_Short problem_. From the listing below, extract every line containing "JSON".

---------- Input rows

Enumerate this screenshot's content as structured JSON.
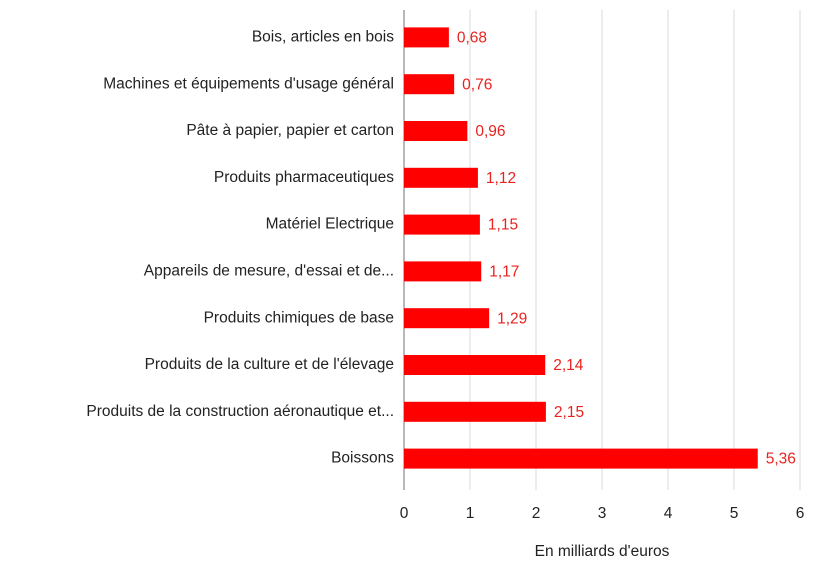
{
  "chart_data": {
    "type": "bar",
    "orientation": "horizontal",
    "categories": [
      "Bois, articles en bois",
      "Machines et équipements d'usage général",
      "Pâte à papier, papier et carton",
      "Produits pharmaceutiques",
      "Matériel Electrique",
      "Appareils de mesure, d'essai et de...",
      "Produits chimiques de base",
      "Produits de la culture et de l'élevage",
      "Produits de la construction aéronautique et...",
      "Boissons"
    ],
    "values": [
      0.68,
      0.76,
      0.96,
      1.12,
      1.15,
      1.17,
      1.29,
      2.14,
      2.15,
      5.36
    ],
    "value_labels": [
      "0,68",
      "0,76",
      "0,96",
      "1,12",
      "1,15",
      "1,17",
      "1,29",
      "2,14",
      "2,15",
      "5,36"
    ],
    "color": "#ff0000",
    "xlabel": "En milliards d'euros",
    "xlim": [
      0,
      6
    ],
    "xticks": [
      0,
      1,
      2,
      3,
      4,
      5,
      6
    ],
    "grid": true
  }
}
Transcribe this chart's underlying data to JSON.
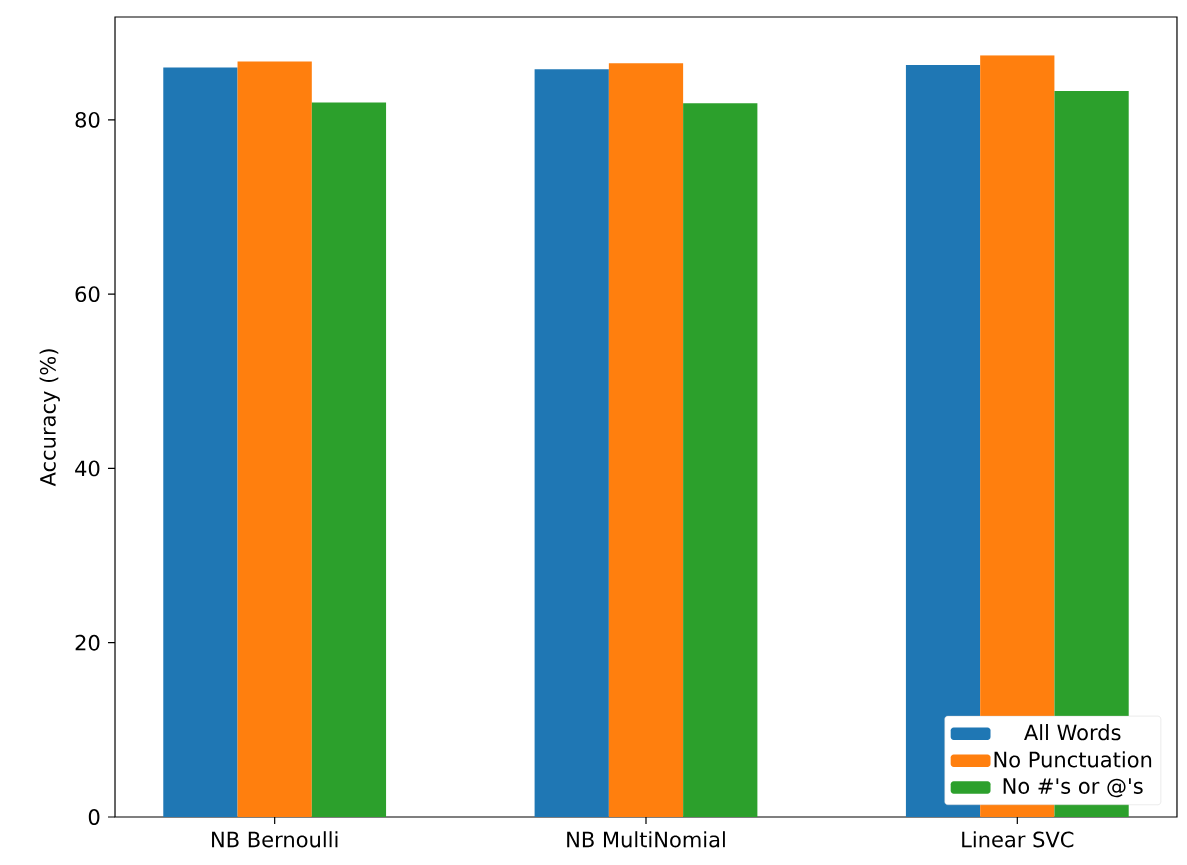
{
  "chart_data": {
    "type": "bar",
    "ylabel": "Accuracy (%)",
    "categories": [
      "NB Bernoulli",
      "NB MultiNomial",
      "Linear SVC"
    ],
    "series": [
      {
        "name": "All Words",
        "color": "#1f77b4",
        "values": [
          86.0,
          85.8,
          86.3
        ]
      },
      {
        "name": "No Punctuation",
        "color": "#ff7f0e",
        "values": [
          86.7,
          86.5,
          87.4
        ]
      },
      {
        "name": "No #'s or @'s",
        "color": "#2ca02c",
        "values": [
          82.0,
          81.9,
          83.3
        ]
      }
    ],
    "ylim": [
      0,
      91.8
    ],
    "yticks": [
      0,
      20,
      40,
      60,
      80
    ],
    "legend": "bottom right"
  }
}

--------------------
---------- Input rows

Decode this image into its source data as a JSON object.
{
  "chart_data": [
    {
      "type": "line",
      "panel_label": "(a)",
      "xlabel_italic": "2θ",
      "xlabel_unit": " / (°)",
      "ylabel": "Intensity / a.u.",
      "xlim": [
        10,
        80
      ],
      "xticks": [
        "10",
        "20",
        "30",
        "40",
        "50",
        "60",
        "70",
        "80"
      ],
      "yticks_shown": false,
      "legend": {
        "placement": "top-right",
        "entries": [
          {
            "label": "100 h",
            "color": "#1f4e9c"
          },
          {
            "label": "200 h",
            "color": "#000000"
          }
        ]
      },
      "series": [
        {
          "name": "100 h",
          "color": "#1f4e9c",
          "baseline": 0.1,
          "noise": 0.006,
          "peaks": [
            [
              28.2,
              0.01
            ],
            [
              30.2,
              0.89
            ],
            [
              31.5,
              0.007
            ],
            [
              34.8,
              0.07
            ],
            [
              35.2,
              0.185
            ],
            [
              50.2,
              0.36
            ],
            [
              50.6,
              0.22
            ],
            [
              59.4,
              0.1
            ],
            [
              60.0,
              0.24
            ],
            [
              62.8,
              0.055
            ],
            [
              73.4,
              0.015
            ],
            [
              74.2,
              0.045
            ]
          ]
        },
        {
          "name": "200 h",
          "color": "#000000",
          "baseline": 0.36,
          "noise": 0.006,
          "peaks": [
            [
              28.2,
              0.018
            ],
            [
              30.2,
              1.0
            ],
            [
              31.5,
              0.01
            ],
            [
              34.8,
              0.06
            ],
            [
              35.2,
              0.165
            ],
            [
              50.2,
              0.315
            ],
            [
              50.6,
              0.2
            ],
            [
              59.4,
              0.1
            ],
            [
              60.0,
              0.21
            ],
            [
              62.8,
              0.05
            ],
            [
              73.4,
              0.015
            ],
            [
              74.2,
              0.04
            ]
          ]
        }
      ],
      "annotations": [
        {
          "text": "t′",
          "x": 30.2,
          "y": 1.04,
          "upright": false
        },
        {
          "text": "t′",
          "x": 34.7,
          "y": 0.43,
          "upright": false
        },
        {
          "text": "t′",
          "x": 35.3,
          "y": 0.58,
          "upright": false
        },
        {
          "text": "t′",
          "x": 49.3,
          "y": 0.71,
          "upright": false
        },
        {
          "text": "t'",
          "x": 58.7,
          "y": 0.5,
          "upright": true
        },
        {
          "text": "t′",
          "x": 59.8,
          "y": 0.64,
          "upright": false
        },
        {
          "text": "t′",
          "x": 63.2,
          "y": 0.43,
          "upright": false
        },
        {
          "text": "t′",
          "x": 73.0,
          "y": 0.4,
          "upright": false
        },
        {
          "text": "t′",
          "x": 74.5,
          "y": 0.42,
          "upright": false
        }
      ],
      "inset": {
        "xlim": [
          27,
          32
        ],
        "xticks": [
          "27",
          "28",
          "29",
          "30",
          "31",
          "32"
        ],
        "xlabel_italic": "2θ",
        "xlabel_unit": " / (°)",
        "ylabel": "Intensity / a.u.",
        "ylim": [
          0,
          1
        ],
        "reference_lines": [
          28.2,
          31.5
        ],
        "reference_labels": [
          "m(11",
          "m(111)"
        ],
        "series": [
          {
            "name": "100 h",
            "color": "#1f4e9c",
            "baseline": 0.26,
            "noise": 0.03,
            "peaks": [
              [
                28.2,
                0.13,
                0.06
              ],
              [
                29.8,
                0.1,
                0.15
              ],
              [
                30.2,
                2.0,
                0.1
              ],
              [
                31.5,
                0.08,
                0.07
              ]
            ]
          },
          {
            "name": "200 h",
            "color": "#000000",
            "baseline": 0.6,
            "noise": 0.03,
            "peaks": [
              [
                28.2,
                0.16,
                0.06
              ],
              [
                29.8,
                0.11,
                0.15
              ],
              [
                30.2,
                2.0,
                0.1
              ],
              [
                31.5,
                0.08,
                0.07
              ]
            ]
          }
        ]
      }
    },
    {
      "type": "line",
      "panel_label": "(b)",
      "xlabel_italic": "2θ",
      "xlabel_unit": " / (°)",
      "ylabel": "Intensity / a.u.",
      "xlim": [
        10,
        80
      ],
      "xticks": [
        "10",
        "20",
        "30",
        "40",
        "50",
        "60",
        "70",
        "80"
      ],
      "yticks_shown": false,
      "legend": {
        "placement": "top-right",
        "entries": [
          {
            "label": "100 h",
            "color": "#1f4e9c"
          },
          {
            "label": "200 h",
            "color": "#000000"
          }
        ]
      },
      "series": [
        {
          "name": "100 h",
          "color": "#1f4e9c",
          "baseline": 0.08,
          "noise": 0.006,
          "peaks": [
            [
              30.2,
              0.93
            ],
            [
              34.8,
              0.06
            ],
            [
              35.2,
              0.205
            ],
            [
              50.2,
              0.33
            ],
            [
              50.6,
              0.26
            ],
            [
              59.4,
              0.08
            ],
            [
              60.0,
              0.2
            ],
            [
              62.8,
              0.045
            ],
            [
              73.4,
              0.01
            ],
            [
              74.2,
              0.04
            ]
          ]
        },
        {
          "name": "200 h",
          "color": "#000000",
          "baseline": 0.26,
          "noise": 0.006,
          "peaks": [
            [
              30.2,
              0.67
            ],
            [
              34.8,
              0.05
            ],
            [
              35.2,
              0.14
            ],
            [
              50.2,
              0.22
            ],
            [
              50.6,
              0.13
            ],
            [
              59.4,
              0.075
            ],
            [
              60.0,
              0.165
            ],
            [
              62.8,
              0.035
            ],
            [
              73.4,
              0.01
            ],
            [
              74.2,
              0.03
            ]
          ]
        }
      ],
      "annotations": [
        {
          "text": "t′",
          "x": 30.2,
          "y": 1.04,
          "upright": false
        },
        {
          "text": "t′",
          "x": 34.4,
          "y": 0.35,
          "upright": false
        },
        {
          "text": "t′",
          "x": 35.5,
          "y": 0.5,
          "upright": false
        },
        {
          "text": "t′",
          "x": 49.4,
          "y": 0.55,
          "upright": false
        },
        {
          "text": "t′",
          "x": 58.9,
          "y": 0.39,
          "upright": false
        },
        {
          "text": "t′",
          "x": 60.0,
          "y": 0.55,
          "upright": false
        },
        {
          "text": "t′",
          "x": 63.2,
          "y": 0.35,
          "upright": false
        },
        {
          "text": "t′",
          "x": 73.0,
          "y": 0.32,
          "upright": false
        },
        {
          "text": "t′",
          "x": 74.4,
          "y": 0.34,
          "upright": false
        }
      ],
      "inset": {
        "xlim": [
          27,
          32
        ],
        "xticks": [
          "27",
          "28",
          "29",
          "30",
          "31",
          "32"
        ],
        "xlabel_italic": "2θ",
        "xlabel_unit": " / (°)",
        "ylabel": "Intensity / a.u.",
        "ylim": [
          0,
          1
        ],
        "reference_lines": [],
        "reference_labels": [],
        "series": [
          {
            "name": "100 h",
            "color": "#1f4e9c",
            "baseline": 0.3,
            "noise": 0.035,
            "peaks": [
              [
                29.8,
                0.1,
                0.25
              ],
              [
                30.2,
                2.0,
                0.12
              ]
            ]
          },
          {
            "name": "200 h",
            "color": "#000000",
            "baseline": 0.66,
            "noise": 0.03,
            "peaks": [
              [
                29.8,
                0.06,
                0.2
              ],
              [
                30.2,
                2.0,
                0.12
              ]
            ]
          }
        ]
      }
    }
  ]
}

--------------------

_Reply_.
Enumerate this screenshot's content as structured JSON.
Transcribe this chart's underlying data to JSON.
Decode this image into its source data as a JSON object.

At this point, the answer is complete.